# Written request:
Extract the lines that carry the string "title" from the listing.

Extracted records:
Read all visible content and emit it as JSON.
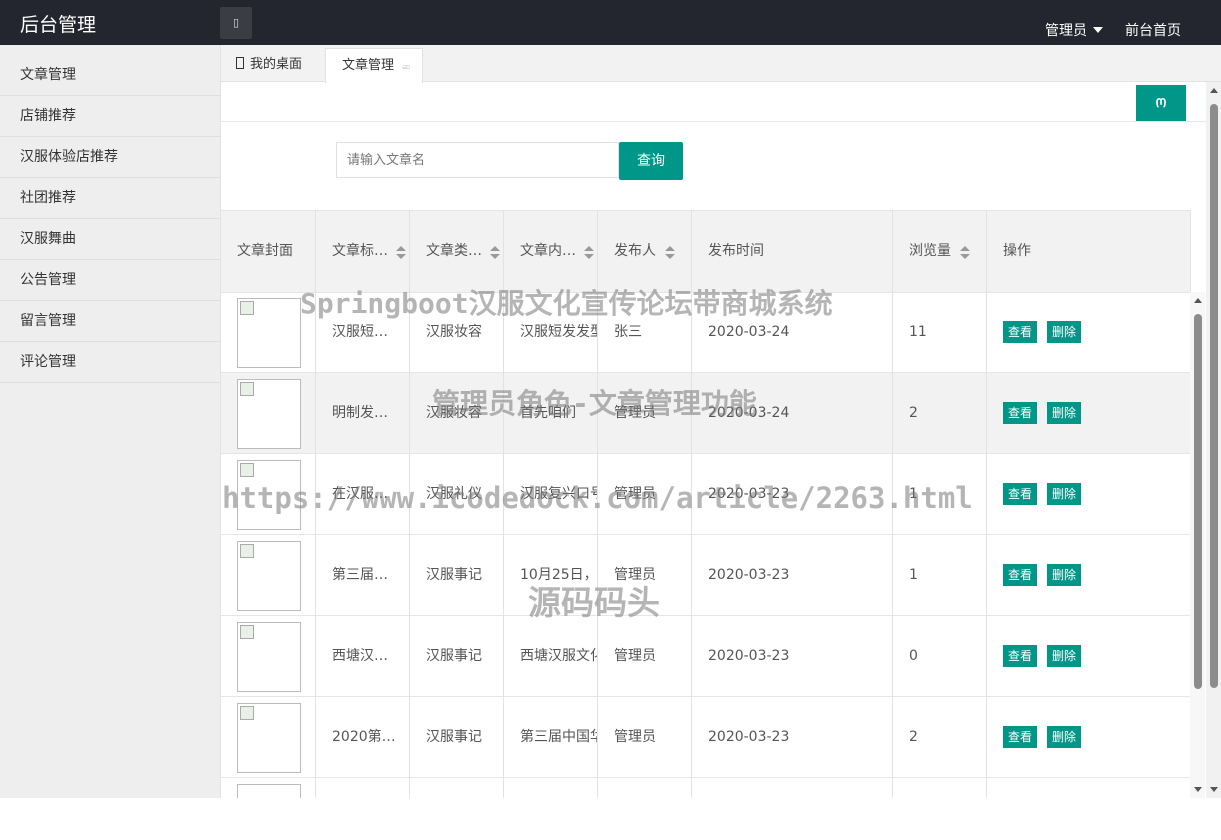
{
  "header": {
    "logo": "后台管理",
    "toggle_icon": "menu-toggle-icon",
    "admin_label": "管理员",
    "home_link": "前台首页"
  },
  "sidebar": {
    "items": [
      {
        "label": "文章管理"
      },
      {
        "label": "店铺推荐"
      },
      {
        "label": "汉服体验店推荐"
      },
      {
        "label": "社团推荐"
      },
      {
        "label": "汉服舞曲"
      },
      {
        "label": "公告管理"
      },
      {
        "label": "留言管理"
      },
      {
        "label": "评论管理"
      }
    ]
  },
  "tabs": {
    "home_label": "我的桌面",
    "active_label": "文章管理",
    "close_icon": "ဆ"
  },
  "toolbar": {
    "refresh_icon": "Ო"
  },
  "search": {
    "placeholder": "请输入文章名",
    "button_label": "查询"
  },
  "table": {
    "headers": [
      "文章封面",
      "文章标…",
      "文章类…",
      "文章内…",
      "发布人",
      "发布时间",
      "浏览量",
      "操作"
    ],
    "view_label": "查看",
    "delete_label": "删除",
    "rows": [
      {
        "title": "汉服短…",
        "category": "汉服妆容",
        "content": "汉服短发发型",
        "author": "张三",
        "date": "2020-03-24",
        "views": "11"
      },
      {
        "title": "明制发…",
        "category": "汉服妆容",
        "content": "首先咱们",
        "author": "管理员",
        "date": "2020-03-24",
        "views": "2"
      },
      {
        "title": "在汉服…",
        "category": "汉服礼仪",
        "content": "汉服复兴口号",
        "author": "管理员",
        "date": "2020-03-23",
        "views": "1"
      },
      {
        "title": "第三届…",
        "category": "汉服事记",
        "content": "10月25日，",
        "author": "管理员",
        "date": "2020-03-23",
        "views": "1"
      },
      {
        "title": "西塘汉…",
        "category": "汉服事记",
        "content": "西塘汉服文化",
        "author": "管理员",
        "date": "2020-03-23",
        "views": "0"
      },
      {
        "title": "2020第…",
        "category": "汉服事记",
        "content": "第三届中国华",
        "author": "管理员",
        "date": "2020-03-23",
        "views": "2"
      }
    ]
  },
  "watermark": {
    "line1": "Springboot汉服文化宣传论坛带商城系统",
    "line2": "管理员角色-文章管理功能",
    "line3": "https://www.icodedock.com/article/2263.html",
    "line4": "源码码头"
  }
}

# Result of this task:
        "title": "汉服短…",
        "title": "明制发…",
        "title": "在汉服…",
        "title": "第三届…",
        "title": "西塘汉…",
        "title": "2020第…",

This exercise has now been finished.